◆ TEXT PASSAGE:
══════════════════════════════

A PHP strpos variant taking an array of needles: strposm

The standard PHP library function, strpos, accepts only a string for its $needle parameter. Often, it would be useful for it to accept an array of strings too. Here's a drop-in replacement function, strposm (which could also have been named strpos_array) that does accept arrays, but also accepts a string, for compatibility with the standard strpos. It leverages preg_match.

So, what are the advantages of this function over all of the other similar functions strewn across the web? Well, there are two. Firstly, it returns the position of the earliest occurrence of any of the needles, not just the first match that it finds. Secondly, it optionally returns the matching needle, so you know which one matched. I have been unable to find an existing function on the web that has either of these features.

I've included several versions. The first is fully-featured, and can also perform case-insensitive searches. For performance reasons, it wraps around strpos and stripos when $needles is not an array. The second is that same fully-featured version with extensive comments. The third is a minimal version for those who want to avoid bloat - it doesn't support case-insensitive searching, and nor does it wrap around strpos/stripos when $needles is a scalar string. The fourth is an even more minimal version whose size is reduced because it returns an array rather than passing one of the return values as a parameter by reference.

The function: strposm

Description:Finds the position of the first occurrence in the string $haystack of any of the supplied substrings in $needles, from the offset $offset onwards. $needles need not be an array of strings but may also be an individual (scalar) string. Matches case-insensitively if $flags includes STRPOSM_CI. Returns the matching needle in $match if that parameter is supplied. This is in $haystack case by default, but if $flags includes STRPOSM_NC, then it is in $needles case. Alternatively, if $flags includes STRPOSM_MATCH_AS_INDEX, then $matches is set to the index into $needles of the matching needle.
Returns:The position of the first occurrence of any of the $needles in $haystack, or false if none of them occur. If supplied, $match returns either the matching needle or its index as described above. If nothing matches, then $match is set to either false or null depending, respectively, on whether the STRPOSM_MATCH_AS_INDEX flag is set or not.
Author:Me (Laird Shaw).
Licence:Public domain.
Attribution:Optional. If you choose to indicate attribution when using this function, feel free to link to this page.

/*
 * A strpos variant that accepts an array of $needles - or just a string,
 * so that it can be used as a drop-in replacement for the standard strpos,
 * and in which case it simply wraps around strpos and stripos so as not
 * to reduce performance.
 *
 * The "m" in "strposm" indicates that it accepts *m*ultiple needles.
 *
 * Finds the earliest match of *any* of the needles. Returns the position of
 * this match or false if none found, as does the standard strpos. Optionally
 * also returns via $match either the matching needle as a string (by default)

══════════════════════════════

◆ DATA SHOWN:

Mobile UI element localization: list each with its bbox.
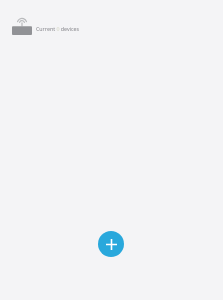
button[interactable]: Add device (98, 231, 124, 257)
button[interactable]: Current 0 devices (0, 13, 223, 35)
staticText: Current 0 devices (36, 25, 80, 32)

══════════════════════════════

◆ EXERCISE SET:
a. Write out the passage from the strposm page starting with "The function: strposm" and going on through "the matching needle.".
b. List every flag constant that the strposm page names for the $flags parameter.
c. Under what license does the strposm page release the function?

◆ RESPONSES BY TASK:
a.
The function: strposm

Description:Finds the position of the first occurrence in the string $haystack of any of the supplied substrings in $needles, from the offset $offset onwards. $needles need not be an array of strings but may also be an individual (scalar) string. Matches case-insensitively if $flags includes STRPOSM_CI. Returns the matching needle in $match if that parameter is supplied. This is in $haystack case by default, but if $flags includes STRPOSM_NC, then it is in $needles case. Alternatively, if $flags includes STRPOSM_MATCH_AS_INDEX, then $matches is set to the index into $needles of the matching needle.

b.
STRPOSM_CI
STRPOSM_NC
STRPOSM_MATCH_AS_INDEX

c. Public domain.